START Data

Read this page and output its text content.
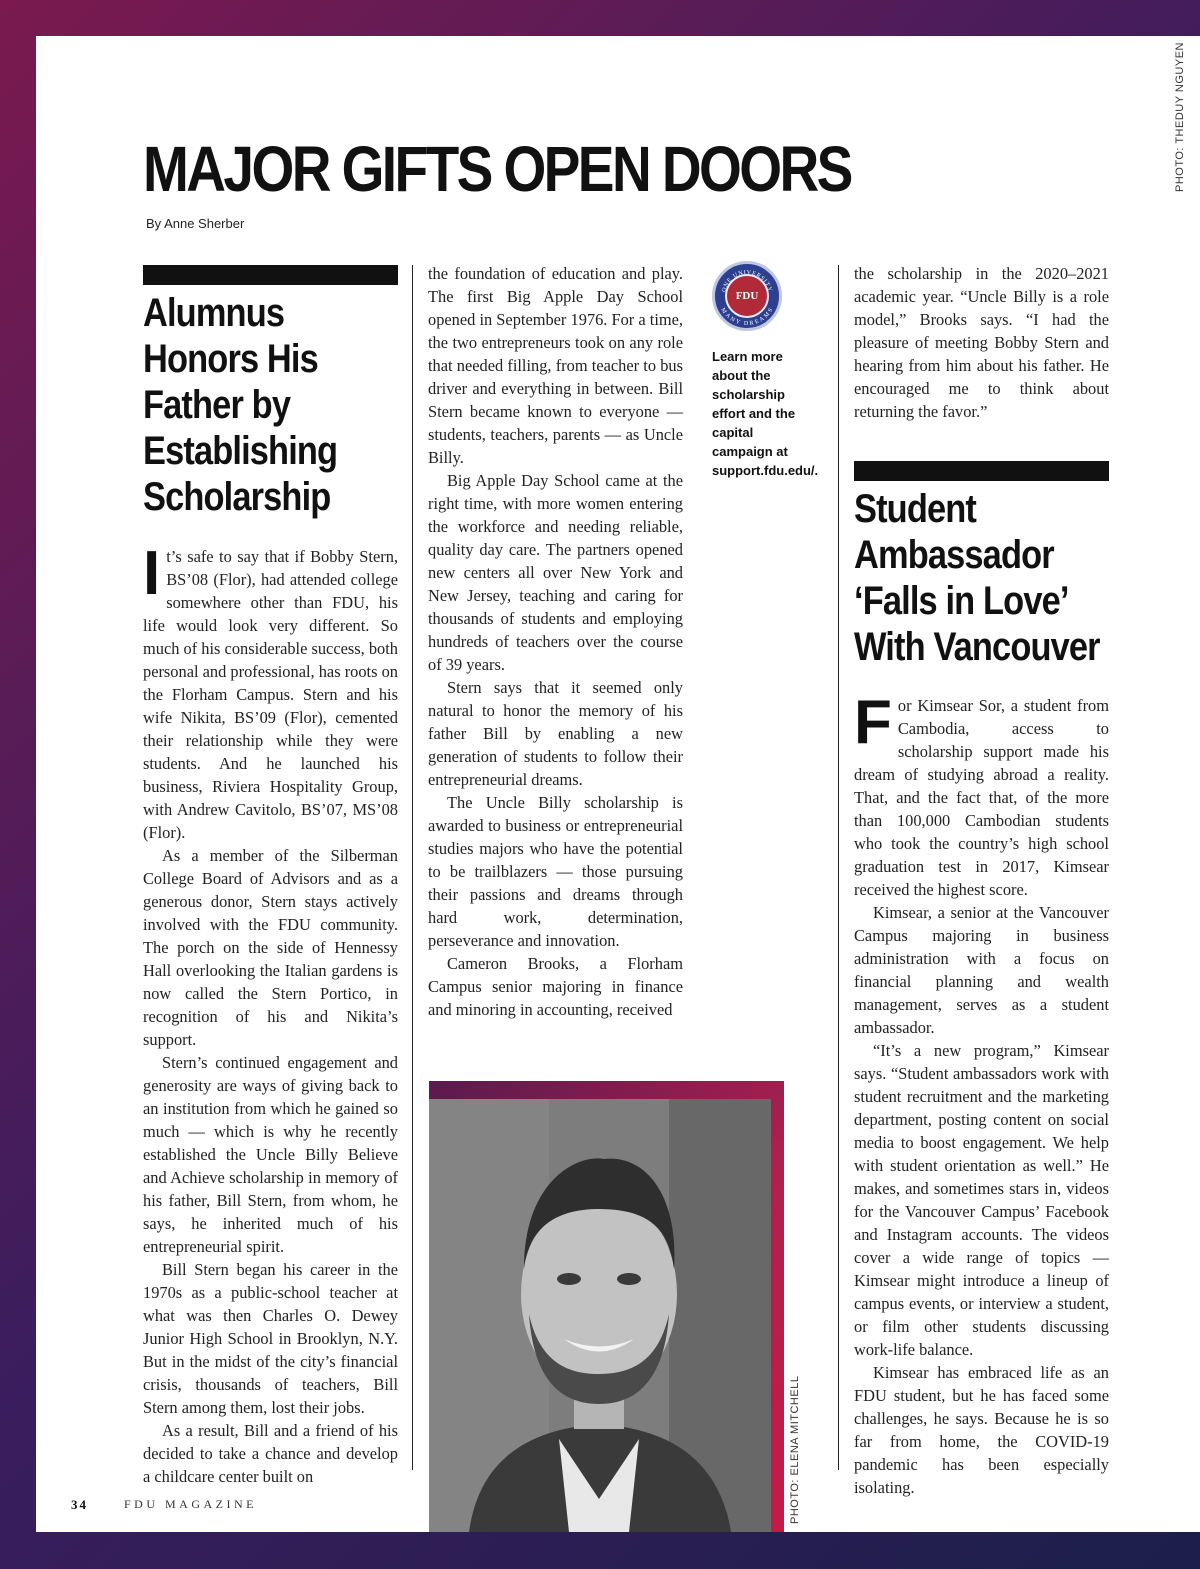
PHOTO: THEDUY NGUYEN
MAJOR GIFTS OPEN DOORS
By Anne Sherber
Alumnus Honors His Father by Establishing Scholarship

It’s safe to say that if Bobby Stern, BS’08 (Flor), had attended college somewhere other than FDU, his life would look very different. So much of his considerable success, both personal and professional, has roots on the Florham Campus. Stern and his wife Nikita, BS’09 (Flor), cemented their relationship while they were students. And he launched his business, Riviera Hospitality Group, with Andrew Cavitolo, BS’07, MS’08 (Flor).

As a member of the Silberman College Board of Advisors and as a generous donor, Stern stays actively involved with the FDU community. The porch on the side of Hennessy Hall overlooking the Italian gardens is now called the Stern Portico, in recognition of his and Nikita’s support.

Stern’s continued engagement and generosity are ways of giving back to an institution from which he gained so much — which is why he recently established the Uncle Billy Believe and Achieve scholarship in memory of his father, Bill Stern, from whom, he says, he inherited much of his entrepreneurial spirit.

Bill Stern began his career in the 1970s as a public-school teacher at what was then Charles O. Dewey Junior High School in Brooklyn, N.Y. But in the midst of the city’s financial crisis, thousands of teachers, Bill Stern among them, lost their jobs.

As a result, Bill and a friend of his decided to take a chance and develop a childcare center built on

the foundation of education and play. The first Big Apple Day School opened in September 1976. For a time, the two entrepreneurs took on any role that needed filling, from teacher to bus driver and everything in between. Bill Stern became known to everyone — students, teachers, parents — as Uncle Billy.

Big Apple Day School came at the right time, with more women entering the workforce and needing reliable, quality day care. The partners opened new centers all over New York and New Jersey, teaching and caring for thousands of students and employing hundreds of teachers over the course of 39 years.

Stern says that it seemed only natural to honor the memory of his father Bill by enabling a new generation of students to follow their entrepreneurial dreams.

The Uncle Billy scholarship is awarded to business or entrepreneurial studies majors who have the potential to be trailblazers — those pursuing their passions and dreams through hard work, determination, perseverance and innovation.

Cameron Brooks, a Florham Campus senior majoring in finance and minoring in accounting, received

FDU
ONE UNIVERSITY
MANY DREAMS
Learn more about the scholarship effort and the capital campaign at support.fdu.edu/.

the scholarship in the 2020–2021 academic year. “Uncle Billy is a role model,” Brooks says. “I had the pleasure of meeting Bobby Stern and hearing from him about his father. He encouraged me to think about returning the favor.”

Student Ambassador ‘Falls in Love’ With Vancouver

For Kimsear Sor, a student from Cambodia, access to scholarship support made his dream of studying abroad a reality. That, and the fact that, of the more than 100,000 Cambodian students who took the country’s high school graduation test in 2017, Kimsear received the highest score.

Kimsear, a senior at the Vancouver Campus majoring in business administration with a focus on financial planning and wealth management, serves as a student ambassador.

“It’s a new program,” Kimsear says. “Student ambassadors work with student recruitment and the marketing department, posting content on social media to boost engagement. We help with student orientation as well.” He makes, and sometimes stars in, videos for the Vancouver Campus’ Facebook and Instagram accounts. The videos cover a wide range of topics — Kimsear might introduce a lineup of campus events, or interview a student, or film other students discussing work-life balance.

Kimsear has embraced life as an FDU student, but he has faced some challenges, he says. Because he is so far from home, the COVID-19 pandemic has been especially isolating.

PHOTO: ELENA MITCHELL
34	FDU MAGAZINE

END Data

Go through the entries above and output them exactly, without pictures.

Read this page and output its text content.
PHOTO: THEDUY NGUYEN
MAJOR GIFTS OPEN DOORS
By Anne Sherber
Alumnus Honors His Father by Establishing Scholarship

It’s safe to say that if Bobby Stern, BS’08 (Flor), had attended college somewhere other than FDU, his life would look very different. So much of his considerable success, both personal and professional, has roots on the Florham Campus. Stern and his wife Nikita, BS’09 (Flor), cemented their relationship while they were students. And he launched his business, Riviera Hospitality Group, with Andrew Cavitolo, BS’07, MS’08 (Flor).

As a member of the Silberman College Board of Advisors and as a generous donor, Stern stays actively involved with the FDU community. The porch on the side of Hennessy Hall overlooking the Italian gardens is now called the Stern Portico, in recognition of his and Nikita’s support.

Stern’s continued engagement and generosity are ways of giving back to an institution from which he gained so much — which is why he recently established the Uncle Billy Believe and Achieve scholarship in memory of his father, Bill Stern, from whom, he says, he inherited much of his entrepreneurial spirit.

Bill Stern began his career in the 1970s as a public-school teacher at what was then Charles O. Dewey Junior High School in Brooklyn, N.Y. But in the midst of the city’s financial crisis, thousands of teachers, Bill Stern among them, lost their jobs.

As a result, Bill and a friend of his decided to take a chance and develop a childcare center built on

the foundation of education and play. The first Big Apple Day School opened in September 1976. For a time, the two entrepreneurs took on any role that needed filling, from teacher to bus driver and everything in between. Bill Stern became known to everyone — students, teachers, parents — as Uncle Billy.

Big Apple Day School came at the right time, with more women entering the workforce and needing reliable, quality day care. The partners opened new centers all over New York and New Jersey, teaching and caring for thousands of students and employing hundreds of teachers over the course of 39 years.

Stern says that it seemed only natural to honor the memory of his father Bill by enabling a new generation of students to follow their entrepreneurial dreams.

The Uncle Billy scholarship is awarded to business or entrepreneurial studies majors who have the potential to be trailblazers — those pursuing their passions and dreams through hard work, determination, perseverance and innovation.

Cameron Brooks, a Florham Campus senior majoring in finance and minoring in accounting, received

FDU
ONE UNIVERSITY
MANY DREAMS
Learn more about the scholarship effort and the capital campaign at support.fdu.edu/.

the scholarship in the 2020–2021 academic year. “Uncle Billy is a role model,” Brooks says. “I had the pleasure of meeting Bobby Stern and hearing from him about his father. He encouraged me to think about returning the favor.”

Student Ambassador ‘Falls in Love’ With Vancouver

For Kimsear Sor, a student from Cambodia, access to scholarship support made his dream of studying abroad a reality. That, and the fact that, of the more than 100,000 Cambodian students who took the country’s high school graduation test in 2017, Kimsear received the highest score.

Kimsear, a senior at the Vancouver Campus majoring in business administration with a focus on financial planning and wealth management, serves as a student ambassador.

“It’s a new program,” Kimsear says. “Student ambassadors work with student recruitment and the marketing department, posting content on social media to boost engagement. We help with student orientation as well.” He makes, and sometimes stars in, videos for the Vancouver Campus’ Facebook and Instagram accounts. The videos cover a wide range of topics — Kimsear might introduce a lineup of campus events, or interview a student, or film other students discussing work-life balance.

Kimsear has embraced life as an FDU student, but he has faced some challenges, he says. Because he is so far from home, the COVID-19 pandemic has been especially isolating.

PHOTO: ELENA MITCHELL
34	FDU MAGAZINE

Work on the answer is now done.